Can you write out all the lines word for word, with no pictures?

• Saved entries:
========
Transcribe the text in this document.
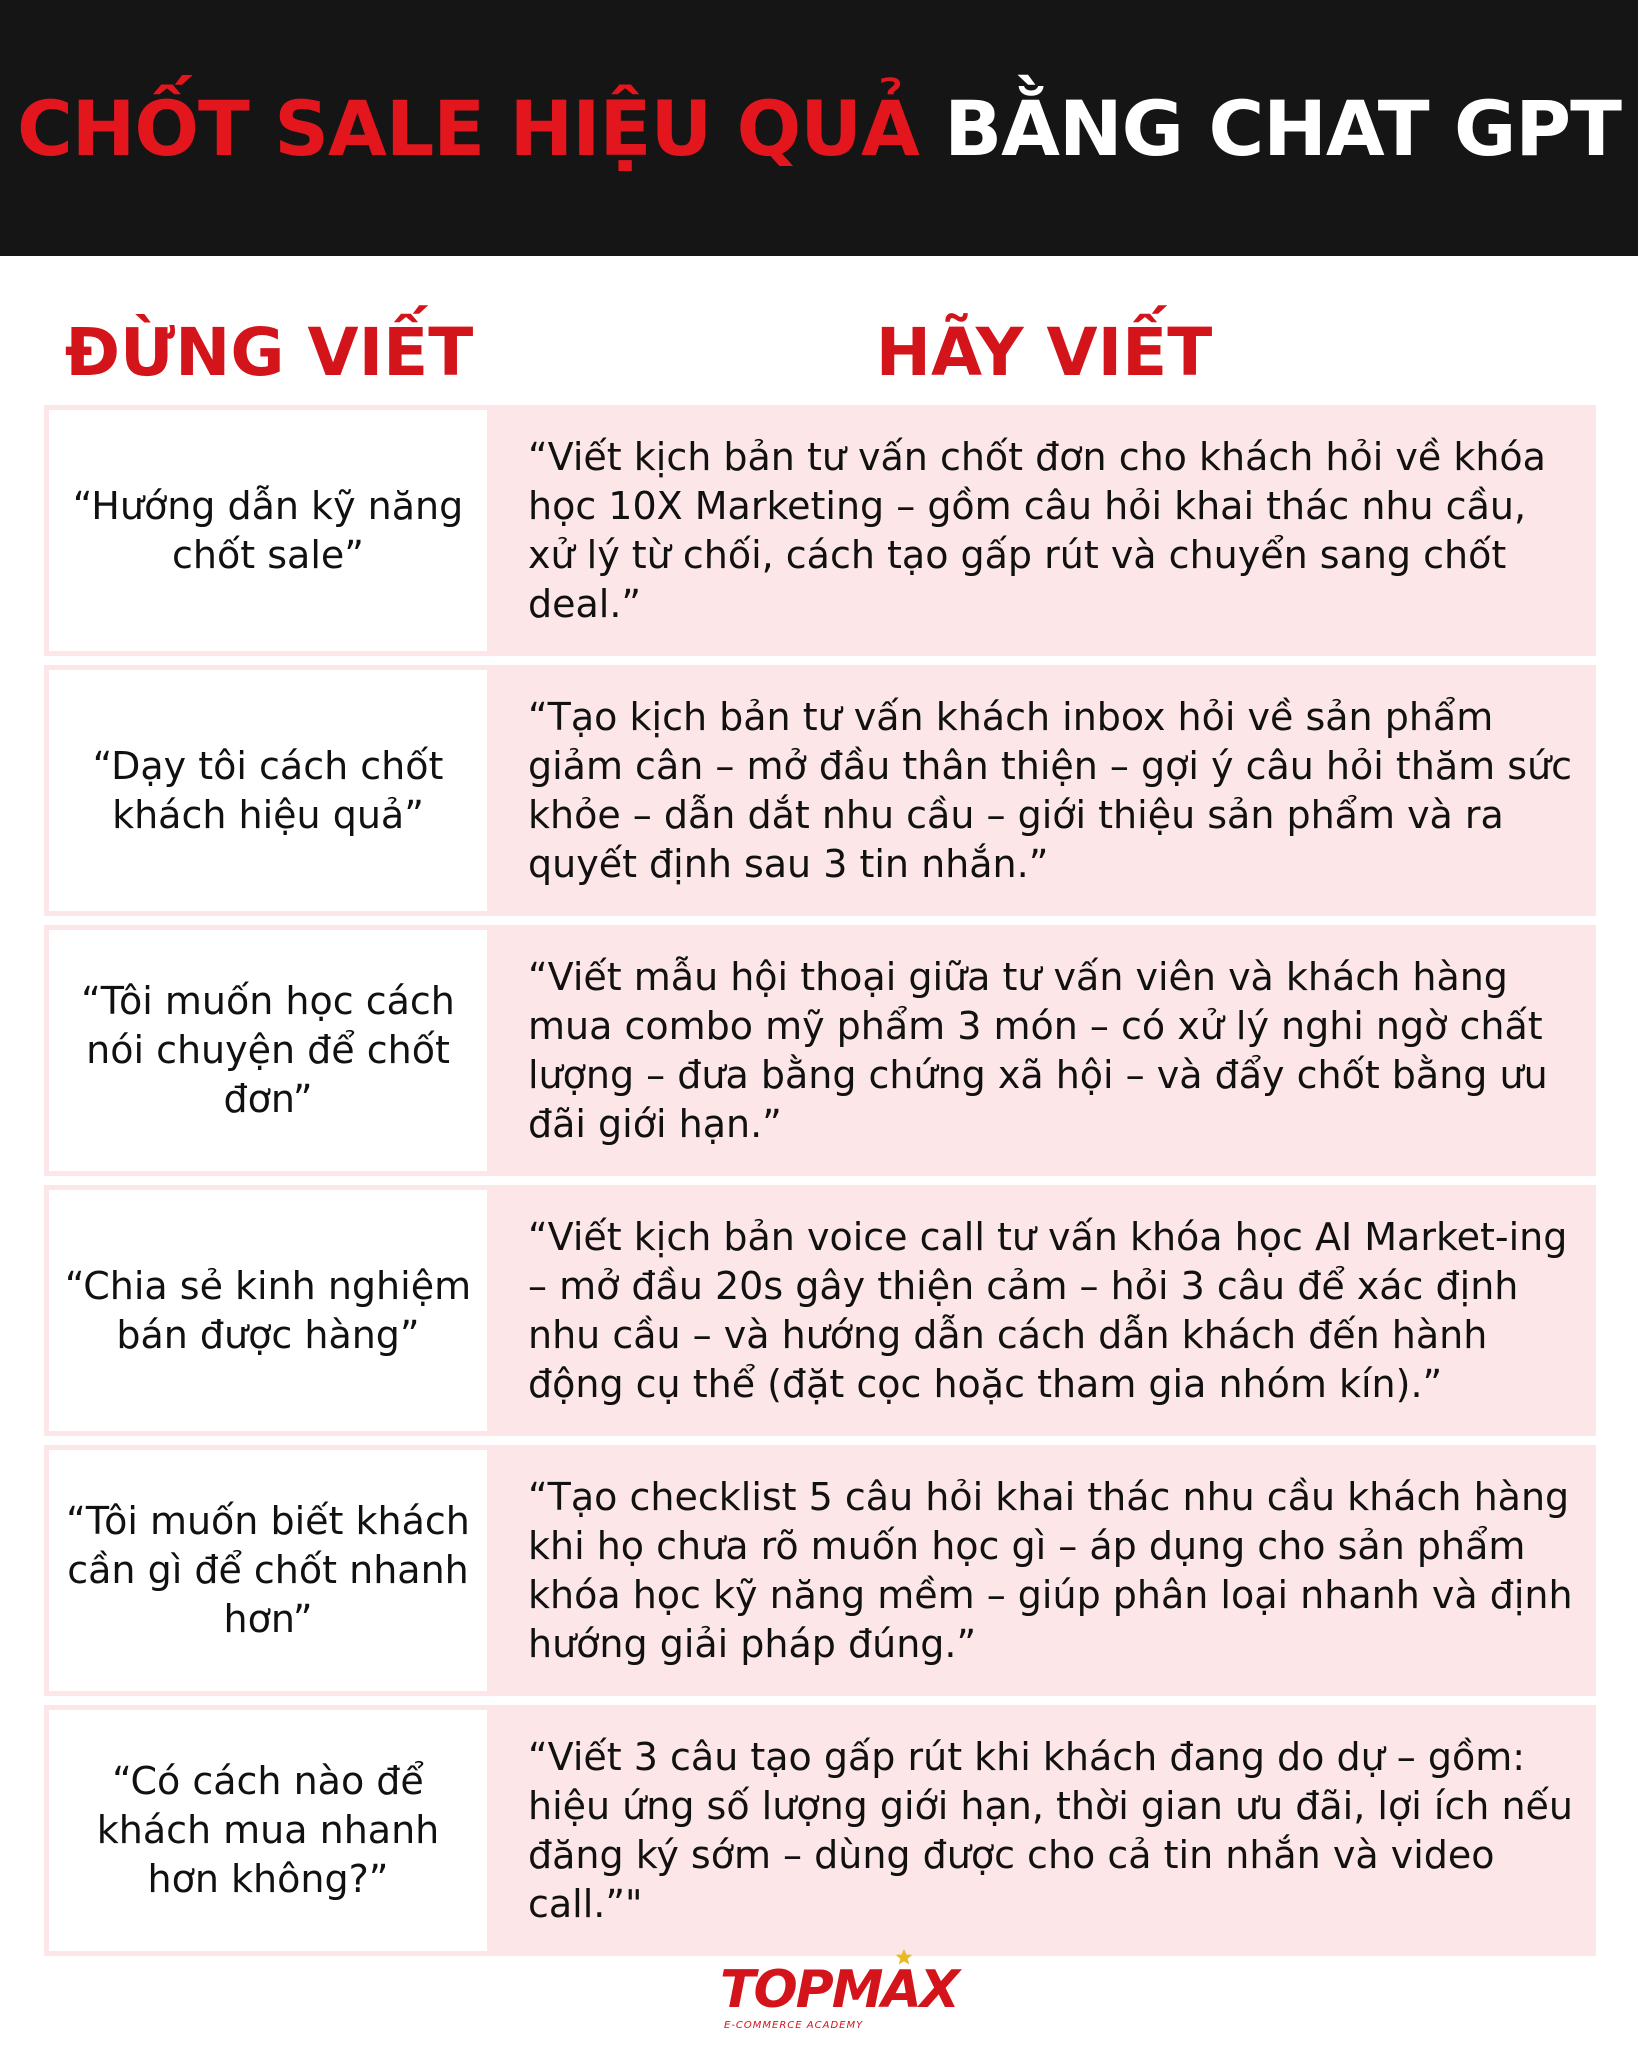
CHỐT SALE HIỆU QUẢ BẰNG CHAT GPT
ĐỪNG VIẾT	HÃY VIẾT
“Hướng dẫn kỹ năng chốt sale”
“Viết kịch bản tư vấn chốt đơn cho khách hỏi về khóa học 10X Marketing – gồm câu hỏi khai thác nhu cầu, xử lý từ chối, cách tạo gấp rút và chuyển sang chốt deal.”
“Dạy tôi cách chốt khách hiệu quả”
“Tạo kịch bản tư vấn khách inbox hỏi về sản phẩm giảm cân – mở đầu thân thiện – gợi ý câu hỏi thăm sức khỏe – dẫn dắt nhu cầu – giới thiệu sản phẩm và ra quyết định sau 3 tin nhắn.”
“Tôi muốn học cách nói chuyện để chốt đơn”
“Viết mẫu hội thoại giữa tư vấn viên và khách hàng mua combo mỹ phẩm 3 món – có xử lý nghi ngờ chất lượng – đưa bằng chứng xã hội – và đẩy chốt bằng ưu đãi giới hạn.”
“Chia sẻ kinh nghiệm bán được hàng”
“Viết kịch bản voice call tư vấn khóa học AI Market-ing – mở đầu 20s gây thiện cảm – hỏi 3 câu để xác định nhu cầu – và hướng dẫn cách dẫn khách đến hành động cụ thể (đặt cọc hoặc tham gia nhóm kín).”
“Tôi muốn biết khách cần gì để chốt nhanh hơn”
“Tạo checklist 5 câu hỏi khai thác nhu cầu khách hàng khi họ chưa rõ muốn học gì – áp dụng cho sản phẩm khóa học kỹ năng mềm – giúp phân loại nhanh và định hướng giải pháp đúng.”
“Có cách nào để khách mua nhanh hơn không?”
“Viết 3 câu tạo gấp rút khi khách đang do dự – gồm: hiệu ứng số lượng giới hạn, thời gian ưu đãi, lợi ích nếu đăng ký sớm – dùng được cho cả tin nhắn và video call.”"
TOPMAX
E-COMMERCE ACADEMY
========
• Problem solution:
Transcribe the text in this document.
CHỐT SALE HIỆU QUẢ BẰNG CHAT GPT
ĐỪNG VIẾT	HÃY VIẾT
“Hướng dẫn kỹ năng chốt sale”
“Viết kịch bản tư vấn chốt đơn cho khách hỏi về khóa học 10X Marketing – gồm câu hỏi khai thác nhu cầu, xử lý từ chối, cách tạo gấp rút và chuyển sang chốt deal.”
“Dạy tôi cách chốt khách hiệu quả”
“Tạo kịch bản tư vấn khách inbox hỏi về sản phẩm giảm cân – mở đầu thân thiện – gợi ý câu hỏi thăm sức khỏe – dẫn dắt nhu cầu – giới thiệu sản phẩm và ra quyết định sau 3 tin nhắn.”
“Tôi muốn học cách nói chuyện để chốt đơn”
“Viết mẫu hội thoại giữa tư vấn viên và khách hàng mua combo mỹ phẩm 3 món – có xử lý nghi ngờ chất lượng – đưa bằng chứng xã hội – và đẩy chốt bằng ưu đãi giới hạn.”
“Chia sẻ kinh nghiệm bán được hàng”
“Viết kịch bản voice call tư vấn khóa học AI Market-ing – mở đầu 20s gây thiện cảm – hỏi 3 câu để xác định nhu cầu – và hướng dẫn cách dẫn khách đến hành động cụ thể (đặt cọc hoặc tham gia nhóm kín).”
“Tôi muốn biết khách cần gì để chốt nhanh hơn”
“Tạo checklist 5 câu hỏi khai thác nhu cầu khách hàng khi họ chưa rõ muốn học gì – áp dụng cho sản phẩm khóa học kỹ năng mềm – giúp phân loại nhanh và định hướng giải pháp đúng.”
“Có cách nào để khách mua nhanh hơn không?”
“Viết 3 câu tạo gấp rút khi khách đang do dự – gồm: hiệu ứng số lượng giới hạn, thời gian ưu đãi, lợi ích nếu đăng ký sớm – dùng được cho cả tin nhắn và video call.”"
TOPMAX
E-COMMERCE ACADEMY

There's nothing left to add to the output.